Would you print the passage on packaging with luggage.make word for word, beginning at the words "This tells luggage.make" and stopping after "pack-usr-local-bin-bar to PAYLOAD."?

# [Reading passage]

*** Begin section ***

This tells luggage.make that we want untarred into /Applications. If we want it installed in /Applications/Utilities instead, we'd use instead, Now we can create a package with "make pkg", or have it automatically wrapped in a disk image with "make dmg". That's all it takes.

Packaging scripts and configuration files

Similarly, if you want to install bar as /usr/local/bin/bar, add pack-usr-local-bin-bar to PAYLOAD. 

Available PAYLOAD additions

 Rule Ownership Permissions Destination
 pack-etc-foo root:wheel 644 /etc/foo
 pack-usr-bin-foo root:wheel 755 /usr/bin/foo
 pack-usr-sbin-foo root:wheel 755 /usr/sbin/foo
 pack-usr-local-bin-foo root:wheel 755 /usr/local/bin/foo
 pack-usr-local-sbin-foo root:wheel 755 /usr/local/sbin/foo
 pack-hookscript-foo root:wheel 755 /etc/hooks/foo
 pack-Library-LaunchAgents-foo root:wheel 644 /Library/LaunchAgents/foo
 pack-Library-LaunchDaemons-foo root:wheel 644 /Library/LaunchDaemons/foo
 pack-Library-Preferences-foo root:admin 644 /Library/Preferences/foo
 pack-ppd-foo root:admin 644 /Library/Printers/PPDs/Contents/Resources/foo
 pack-user-template-plist-foo root:wheel 644 /System/Library/User\ Template/English.lproj/Library/Preferences/foo
 unbz2-applications-foo root:admin based on tarball contents /Applications/Foo
 ungz-applications-foo root:admin based on tarball contents /Applications/Foo
 unbz2-utilities-foo root:admin based on tarball contents /Applications/Utilities/Foo
 ungz-utilities-foo root:admin based on tarball contents /Applications/Utilities/Foo

Adding preflight/postflight/postinstall/postupdate scripts

Name the script preflight, postflight, postinstall, or postupdate, then add pack-script-XX to PAYLOAD and it will automatically be added to the final package.

*** End section ***

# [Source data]
*** Begin section ***

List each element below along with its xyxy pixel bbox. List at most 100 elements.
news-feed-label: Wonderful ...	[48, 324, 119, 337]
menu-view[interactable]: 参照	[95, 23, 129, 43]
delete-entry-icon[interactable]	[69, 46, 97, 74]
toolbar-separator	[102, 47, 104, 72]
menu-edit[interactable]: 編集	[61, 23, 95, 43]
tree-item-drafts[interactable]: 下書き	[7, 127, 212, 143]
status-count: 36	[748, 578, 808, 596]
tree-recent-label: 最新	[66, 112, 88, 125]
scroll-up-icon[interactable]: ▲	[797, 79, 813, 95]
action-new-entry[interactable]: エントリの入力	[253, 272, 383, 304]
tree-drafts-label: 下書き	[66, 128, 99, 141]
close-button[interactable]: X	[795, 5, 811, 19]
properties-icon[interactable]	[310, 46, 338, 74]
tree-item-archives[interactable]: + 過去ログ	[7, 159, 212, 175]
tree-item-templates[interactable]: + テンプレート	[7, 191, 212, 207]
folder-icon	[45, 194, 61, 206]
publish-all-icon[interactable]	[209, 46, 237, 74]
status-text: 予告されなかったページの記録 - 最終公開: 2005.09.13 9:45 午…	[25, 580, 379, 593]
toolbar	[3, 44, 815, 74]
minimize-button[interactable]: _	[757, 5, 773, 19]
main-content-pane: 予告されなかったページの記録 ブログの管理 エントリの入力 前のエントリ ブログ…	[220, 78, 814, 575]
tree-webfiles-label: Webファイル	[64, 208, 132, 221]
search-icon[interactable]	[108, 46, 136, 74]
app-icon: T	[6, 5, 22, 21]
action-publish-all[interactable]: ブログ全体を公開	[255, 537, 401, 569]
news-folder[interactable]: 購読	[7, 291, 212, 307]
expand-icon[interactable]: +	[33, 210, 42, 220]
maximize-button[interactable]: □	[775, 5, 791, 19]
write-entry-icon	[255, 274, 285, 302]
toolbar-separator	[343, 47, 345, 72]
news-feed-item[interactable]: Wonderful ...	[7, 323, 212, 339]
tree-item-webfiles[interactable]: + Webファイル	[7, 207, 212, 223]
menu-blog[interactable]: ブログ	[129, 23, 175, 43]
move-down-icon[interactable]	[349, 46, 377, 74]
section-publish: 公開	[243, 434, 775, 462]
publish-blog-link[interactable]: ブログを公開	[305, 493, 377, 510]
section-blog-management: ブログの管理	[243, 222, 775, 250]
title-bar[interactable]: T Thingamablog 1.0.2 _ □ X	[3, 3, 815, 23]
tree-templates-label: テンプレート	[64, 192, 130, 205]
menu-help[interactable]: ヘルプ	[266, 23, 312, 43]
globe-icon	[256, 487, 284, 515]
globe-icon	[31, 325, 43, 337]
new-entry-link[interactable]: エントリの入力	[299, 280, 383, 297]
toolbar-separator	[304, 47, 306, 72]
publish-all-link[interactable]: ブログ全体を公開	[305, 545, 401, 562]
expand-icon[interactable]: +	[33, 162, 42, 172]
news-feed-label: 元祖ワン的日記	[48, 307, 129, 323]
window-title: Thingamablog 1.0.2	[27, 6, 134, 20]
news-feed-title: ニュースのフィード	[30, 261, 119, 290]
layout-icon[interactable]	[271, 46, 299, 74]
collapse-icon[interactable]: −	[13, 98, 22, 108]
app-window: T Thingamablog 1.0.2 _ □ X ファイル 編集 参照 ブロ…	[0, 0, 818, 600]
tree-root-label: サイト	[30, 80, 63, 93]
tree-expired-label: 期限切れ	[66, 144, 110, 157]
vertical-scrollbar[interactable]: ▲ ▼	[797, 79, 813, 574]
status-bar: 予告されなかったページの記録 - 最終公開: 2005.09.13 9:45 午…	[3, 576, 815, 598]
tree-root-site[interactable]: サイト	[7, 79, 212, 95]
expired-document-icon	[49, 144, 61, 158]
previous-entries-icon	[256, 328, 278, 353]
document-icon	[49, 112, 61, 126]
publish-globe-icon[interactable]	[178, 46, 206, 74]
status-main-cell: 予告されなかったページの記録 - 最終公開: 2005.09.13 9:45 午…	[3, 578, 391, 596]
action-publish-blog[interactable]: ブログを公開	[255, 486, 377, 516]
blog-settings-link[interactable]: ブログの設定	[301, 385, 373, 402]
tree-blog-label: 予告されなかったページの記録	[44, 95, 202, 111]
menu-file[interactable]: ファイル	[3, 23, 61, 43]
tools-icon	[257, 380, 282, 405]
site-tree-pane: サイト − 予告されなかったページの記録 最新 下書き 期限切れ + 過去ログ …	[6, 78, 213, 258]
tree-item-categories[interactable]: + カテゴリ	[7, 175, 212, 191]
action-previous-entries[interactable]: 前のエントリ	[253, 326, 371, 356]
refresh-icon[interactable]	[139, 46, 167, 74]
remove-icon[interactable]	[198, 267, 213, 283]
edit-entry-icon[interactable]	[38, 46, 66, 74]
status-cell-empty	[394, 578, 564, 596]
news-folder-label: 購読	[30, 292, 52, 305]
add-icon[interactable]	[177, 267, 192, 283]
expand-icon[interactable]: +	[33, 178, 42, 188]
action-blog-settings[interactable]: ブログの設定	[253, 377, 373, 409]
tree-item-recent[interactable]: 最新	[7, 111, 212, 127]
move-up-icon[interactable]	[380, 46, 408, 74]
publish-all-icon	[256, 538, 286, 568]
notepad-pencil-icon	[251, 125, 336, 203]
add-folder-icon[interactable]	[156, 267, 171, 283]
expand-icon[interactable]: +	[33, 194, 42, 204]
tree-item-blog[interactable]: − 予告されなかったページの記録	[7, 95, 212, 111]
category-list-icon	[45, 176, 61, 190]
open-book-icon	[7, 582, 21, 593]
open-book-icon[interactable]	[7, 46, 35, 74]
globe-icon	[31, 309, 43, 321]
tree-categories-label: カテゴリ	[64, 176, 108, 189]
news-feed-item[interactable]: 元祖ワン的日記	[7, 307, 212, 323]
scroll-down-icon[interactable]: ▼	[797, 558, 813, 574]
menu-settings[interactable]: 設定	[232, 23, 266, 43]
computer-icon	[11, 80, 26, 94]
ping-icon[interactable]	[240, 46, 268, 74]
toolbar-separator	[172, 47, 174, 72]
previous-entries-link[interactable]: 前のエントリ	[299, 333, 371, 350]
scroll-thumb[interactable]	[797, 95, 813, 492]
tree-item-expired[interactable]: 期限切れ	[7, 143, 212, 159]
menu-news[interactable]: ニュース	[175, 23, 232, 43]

*** End section ***

# [Answer box]
This tells luggage.make that we want untarred into /Applications. If we want it installed in /Applications/Utilities instead, we'd use instead, Now we can create a package with "make pkg", or have it automatically wrapped in a disk image with "make dmg". That's all it takes.

Packaging scripts and configuration files

Similarly, if you want to install bar as /usr/local/bin/bar, add pack-usr-local-bin-bar to PAYLOAD.